[Begin MATERIALS PROVIDED]

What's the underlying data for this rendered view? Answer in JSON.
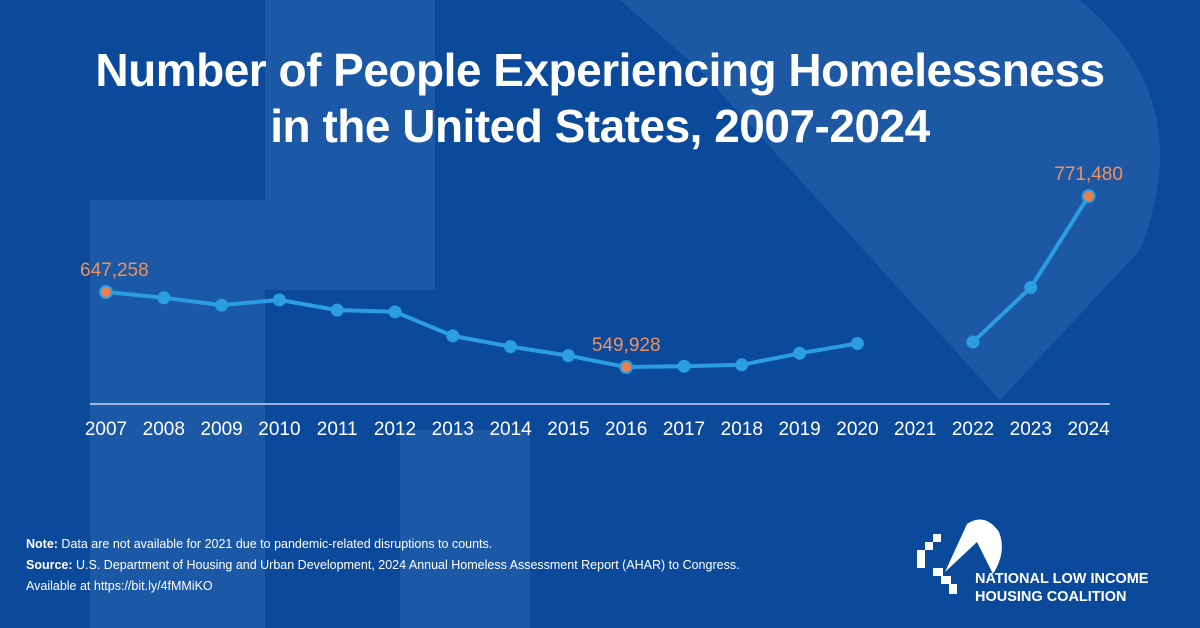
{
  "title_line1": "Number of People Experiencing Homelessness",
  "title_line2": "in the United States, 2007-2024",
  "chart_data": {
    "type": "line",
    "title": "Number of People Experiencing Homelessness in the United States, 2007-2024",
    "categories": [
      "2007",
      "2008",
      "2009",
      "2010",
      "2011",
      "2012",
      "2013",
      "2014",
      "2015",
      "2016",
      "2017",
      "2018",
      "2019",
      "2020",
      "2021",
      "2022",
      "2023",
      "2024"
    ],
    "values": [
      647258,
      639784,
      630227,
      637077,
      623788,
      621553,
      590364,
      576450,
      564708,
      549928,
      550996,
      552830,
      567715,
      580466,
      null,
      582462,
      653104,
      771480
    ],
    "labeled_points": [
      {
        "x": "2007",
        "label": "647,258"
      },
      {
        "x": "2016",
        "label": "549,928"
      },
      {
        "x": "2024",
        "label": "771,480"
      }
    ],
    "line_color": "#2a9ee0",
    "highlight_color": "#e8804f",
    "grid": false,
    "y_axis_shown": false
  },
  "note_label": "Note:",
  "note_text": " Data are not available for 2021 due to pandemic-related disruptions to counts.",
  "source_label": "Source:",
  "source_text": " U.S. Department of Housing and Urban Development, 2024 Annual Homeless Assessment Report (AHAR) to Congress.",
  "available_text": "Available at https://bit.ly/4fMMiKO",
  "logo": {
    "line1": "NATIONAL LOW INCOME",
    "line2": "HOUSING COALITION"
  },
  "colors": {
    "background": "#0b4a9b",
    "label": "#f0905a"
  }
}
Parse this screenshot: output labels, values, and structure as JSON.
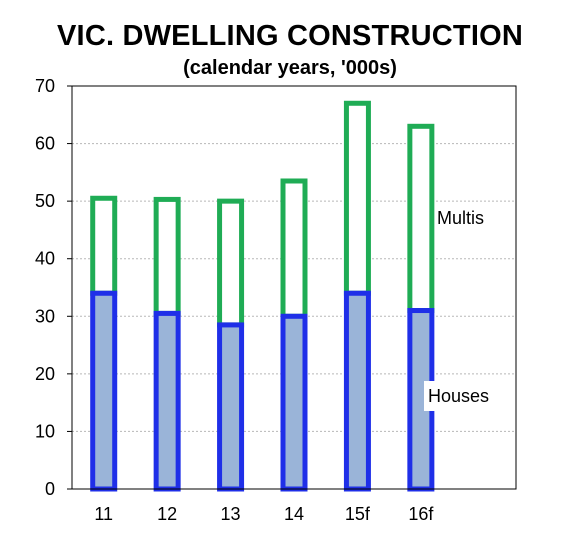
{
  "chart_data": {
    "type": "bar",
    "stacked": true,
    "title": "VIC. DWELLING CONSTRUCTION",
    "subtitle": "(calendar years, '000s)",
    "categories": [
      "11",
      "12",
      "13",
      "14",
      "15f",
      "16f"
    ],
    "series": [
      {
        "name": "Houses",
        "values": [
          34,
          30.5,
          28.5,
          30,
          34,
          31
        ],
        "fill": "#9ab4d8",
        "stroke": "#1f2fe8"
      },
      {
        "name": "Multis",
        "values": [
          16.5,
          19.8,
          21.5,
          23.5,
          33,
          32
        ],
        "fill": "#ffffff",
        "stroke": "#1fac55"
      }
    ],
    "ylim": [
      0,
      70
    ],
    "yticks": [
      0,
      10,
      20,
      30,
      40,
      50,
      60,
      70
    ],
    "grid": true,
    "annotations": [
      "Multis",
      "Houses"
    ]
  }
}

[End MATERIALS PROVIDED]

## [THE PROBLEM]
Apart from the pictures, the entries above are to be repeated in full and exactly.

## [RESPONSE BELOW]
What's the underlying data for this rendered view? Answer in JSON.
{
  "title_line1": "Number of People Experiencing Homelessness",
  "title_line2": "in the United States, 2007-2024",
  "chart_data": {
    "type": "line",
    "title": "Number of People Experiencing Homelessness in the United States, 2007-2024",
    "categories": [
      "2007",
      "2008",
      "2009",
      "2010",
      "2011",
      "2012",
      "2013",
      "2014",
      "2015",
      "2016",
      "2017",
      "2018",
      "2019",
      "2020",
      "2021",
      "2022",
      "2023",
      "2024"
    ],
    "values": [
      647258,
      639784,
      630227,
      637077,
      623788,
      621553,
      590364,
      576450,
      564708,
      549928,
      550996,
      552830,
      567715,
      580466,
      null,
      582462,
      653104,
      771480
    ],
    "labeled_points": [
      {
        "x": "2007",
        "label": "647,258"
      },
      {
        "x": "2016",
        "label": "549,928"
      },
      {
        "x": "2024",
        "label": "771,480"
      }
    ],
    "line_color": "#2a9ee0",
    "highlight_color": "#e8804f",
    "grid": false,
    "y_axis_shown": false
  },
  "note_label": "Note:",
  "note_text": " Data are not available for 2021 due to pandemic-related disruptions to counts.",
  "source_label": "Source:",
  "source_text": " U.S. Department of Housing and Urban Development, 2024 Annual Homeless Assessment Report (AHAR) to Congress.",
  "available_text": "Available at https://bit.ly/4fMMiKO",
  "logo": {
    "line1": "NATIONAL LOW INCOME",
    "line2": "HOUSING COALITION"
  },
  "colors": {
    "background": "#0b4a9b",
    "label": "#f0905a"
  }
}
Parse this screenshot: output labels, values, and structure as JSON.
{
  "chart_data": {
    "type": "bar",
    "stacked": true,
    "title": "VIC. DWELLING CONSTRUCTION",
    "subtitle": "(calendar years, '000s)",
    "categories": [
      "11",
      "12",
      "13",
      "14",
      "15f",
      "16f"
    ],
    "series": [
      {
        "name": "Houses",
        "values": [
          34,
          30.5,
          28.5,
          30,
          34,
          31
        ],
        "fill": "#9ab4d8",
        "stroke": "#1f2fe8"
      },
      {
        "name": "Multis",
        "values": [
          16.5,
          19.8,
          21.5,
          23.5,
          33,
          32
        ],
        "fill": "#ffffff",
        "stroke": "#1fac55"
      }
    ],
    "ylim": [
      0,
      70
    ],
    "yticks": [
      0,
      10,
      20,
      30,
      40,
      50,
      60,
      70
    ],
    "grid": true,
    "annotations": [
      "Multis",
      "Houses"
    ]
  }
}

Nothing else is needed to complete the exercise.